-- BEGIN GIVEN DATA --

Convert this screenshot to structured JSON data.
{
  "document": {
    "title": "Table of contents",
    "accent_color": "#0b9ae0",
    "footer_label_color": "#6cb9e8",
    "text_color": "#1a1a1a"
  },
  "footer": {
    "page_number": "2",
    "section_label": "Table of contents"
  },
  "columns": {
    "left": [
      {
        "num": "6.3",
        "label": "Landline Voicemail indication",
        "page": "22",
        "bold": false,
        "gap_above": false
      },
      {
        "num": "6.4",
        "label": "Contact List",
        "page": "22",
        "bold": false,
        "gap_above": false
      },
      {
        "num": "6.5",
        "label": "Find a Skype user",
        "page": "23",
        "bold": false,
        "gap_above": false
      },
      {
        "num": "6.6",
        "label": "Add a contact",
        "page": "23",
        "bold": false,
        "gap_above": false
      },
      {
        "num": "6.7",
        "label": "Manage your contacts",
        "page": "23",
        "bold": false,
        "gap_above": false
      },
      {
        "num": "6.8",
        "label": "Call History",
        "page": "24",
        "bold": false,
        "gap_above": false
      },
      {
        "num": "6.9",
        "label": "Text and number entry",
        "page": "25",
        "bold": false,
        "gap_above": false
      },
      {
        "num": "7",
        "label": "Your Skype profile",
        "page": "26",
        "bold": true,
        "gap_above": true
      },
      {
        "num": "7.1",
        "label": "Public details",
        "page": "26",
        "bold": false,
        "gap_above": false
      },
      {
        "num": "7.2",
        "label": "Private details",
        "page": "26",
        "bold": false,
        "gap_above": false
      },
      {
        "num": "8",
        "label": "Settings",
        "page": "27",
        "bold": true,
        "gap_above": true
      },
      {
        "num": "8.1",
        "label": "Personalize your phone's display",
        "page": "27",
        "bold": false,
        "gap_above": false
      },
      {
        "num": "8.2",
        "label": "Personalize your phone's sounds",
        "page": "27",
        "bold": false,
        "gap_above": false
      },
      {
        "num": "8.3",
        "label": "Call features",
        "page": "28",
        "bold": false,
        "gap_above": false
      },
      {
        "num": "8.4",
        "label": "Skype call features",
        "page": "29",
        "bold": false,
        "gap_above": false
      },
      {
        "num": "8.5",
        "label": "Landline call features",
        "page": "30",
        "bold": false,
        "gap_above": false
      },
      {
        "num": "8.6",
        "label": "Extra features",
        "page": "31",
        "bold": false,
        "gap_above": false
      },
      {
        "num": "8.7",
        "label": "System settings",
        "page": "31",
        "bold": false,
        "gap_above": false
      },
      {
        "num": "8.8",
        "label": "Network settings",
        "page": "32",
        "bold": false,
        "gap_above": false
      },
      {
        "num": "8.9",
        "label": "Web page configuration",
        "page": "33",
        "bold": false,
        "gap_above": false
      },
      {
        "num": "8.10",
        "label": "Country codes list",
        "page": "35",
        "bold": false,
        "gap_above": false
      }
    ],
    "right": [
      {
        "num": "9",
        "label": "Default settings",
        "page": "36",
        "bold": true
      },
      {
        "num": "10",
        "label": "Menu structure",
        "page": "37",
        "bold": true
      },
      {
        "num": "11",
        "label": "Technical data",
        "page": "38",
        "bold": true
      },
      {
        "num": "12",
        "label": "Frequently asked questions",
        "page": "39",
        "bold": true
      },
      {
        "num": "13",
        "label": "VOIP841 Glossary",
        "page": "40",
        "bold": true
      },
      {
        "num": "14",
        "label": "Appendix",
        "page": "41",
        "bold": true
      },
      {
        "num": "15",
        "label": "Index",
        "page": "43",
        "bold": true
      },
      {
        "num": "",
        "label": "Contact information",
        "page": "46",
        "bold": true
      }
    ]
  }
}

-- END GIVEN DATA --

JOB:
Go through the material above and copy each line that has the word "phone".

SOLUTION:
        "label": "Personalize your phone's display",
        "label": "Personalize your phone's sounds",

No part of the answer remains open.